• _DATASET RECORDS_
┌──
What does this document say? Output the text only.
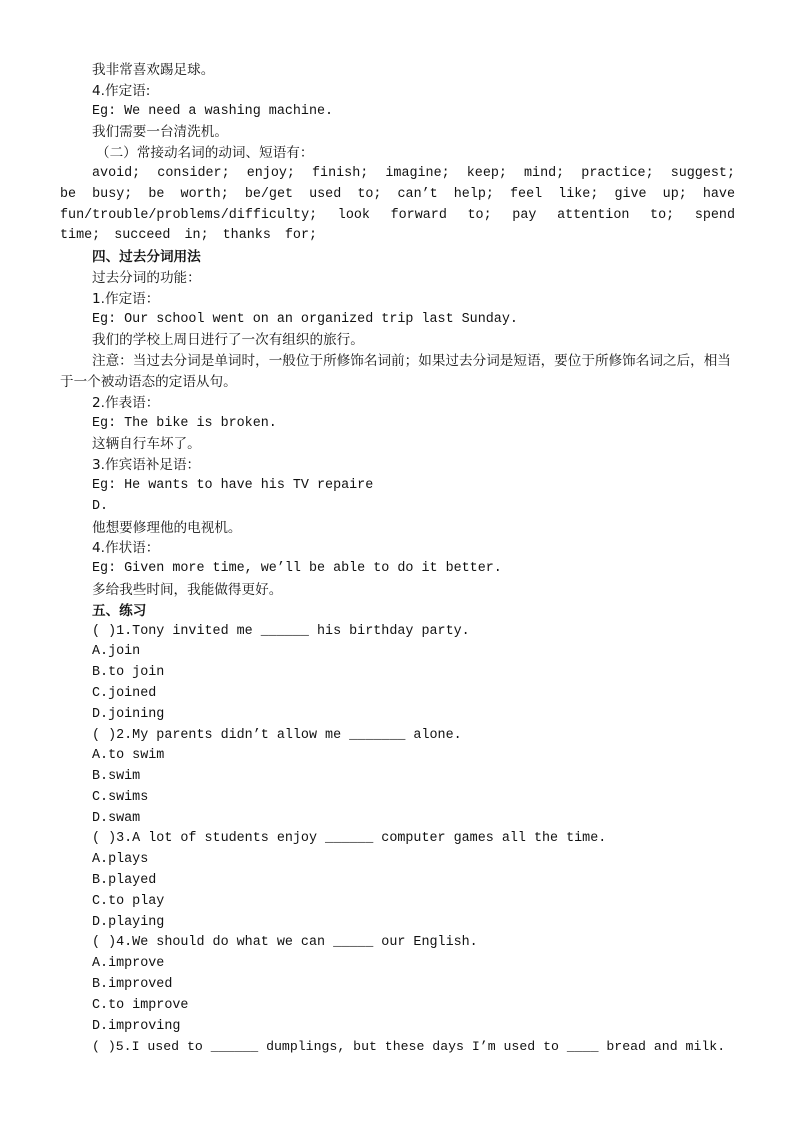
我非常喜欢踢足球。
4.作定语:
Eg: We need a washing machine.
我们需要一台清洗机。
（二）常接动名词的动词、短语有：
avoid; consider; enjoy; finish; imagine; keep; mind; practice; suggest; be busy; be worth; be/get used to; can’t help; feel like; give up; have fun/trouble/problems/difficulty; look forward to; pay attention to; spend time; succeed in; thanks for;
四、过去分词用法
过去分词的功能：
1.作定语：
Eg: Our school went on an organized trip last Sunday.
我们的学校上周日进行了一次有组织的旅行。
注意：当过去分词是单词时，一般位于所修饰名词前；如果过去分词是短语，要位于所修饰名词之后，相当于一个被动语态的定语从句。
2.作表语：
Eg: The bike is broken.
这辆自行车坏了。
3.作宾语补足语：
Eg: He wants to have his TV repaire
D.
他想要修理他的电视机。
4.作状语：
Eg: Given more time, we’ll be able to do it better.
多给我些时间，我能做得更好。
五、练习
( )1.Tony invited me ______ his birthday party.
A.join
B.to join
C.joined
D.joining
( )2.My parents didn’t allow me _______ alone.
A.to swim
B.swim
C.swims
D.swam
( )3.A lot of students enjoy ______ computer games all the time.
A.plays
B.played
C.to play
D.playing
( )4.We should do what we can _____ our English.
A.improve
B.improved
C.to improve
D.improving
( )5.I used to ______ dumplings, but these days I’m used to ____ bread and milk.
└──
• _TO BE DONE_
Please repeat the entries exactly. Do not include the pictures.

• _TASK OUTPUT_
What does this document say? Output the text only.
我非常喜欢踢足球。
4.作定语:
Eg: We need a washing machine.
我们需要一台清洗机。
（二）常接动名词的动词、短语有：
avoid; consider; enjoy; finish; imagine; keep; mind; practice; suggest; be busy; be worth; be/get used to; can’t help; feel like; give up; have fun/trouble/problems/difficulty; look forward to; pay attention to; spend time; succeed in; thanks for;
四、过去分词用法
过去分词的功能：
1.作定语：
Eg: Our school went on an organized trip last Sunday.
我们的学校上周日进行了一次有组织的旅行。
注意：当过去分词是单词时，一般位于所修饰名词前；如果过去分词是短语，要位于所修饰名词之后，相当于一个被动语态的定语从句。
2.作表语：
Eg: The bike is broken.
这辆自行车坏了。
3.作宾语补足语：
Eg: He wants to have his TV repaire
D.
他想要修理他的电视机。
4.作状语：
Eg: Given more time, we’ll be able to do it better.
多给我些时间，我能做得更好。
五、练习
( )1.Tony invited me ______ his birthday party.
A.join
B.to join
C.joined
D.joining
( )2.My parents didn’t allow me _______ alone.
A.to swim
B.swim
C.swims
D.swam
( )3.A lot of students enjoy ______ computer games all the time.
A.plays
B.played
C.to play
D.playing
( )4.We should do what we can _____ our English.
A.improve
B.improved
C.to improve
D.improving
( )5.I used to ______ dumplings, but these days I’m used to ____ bread and milk.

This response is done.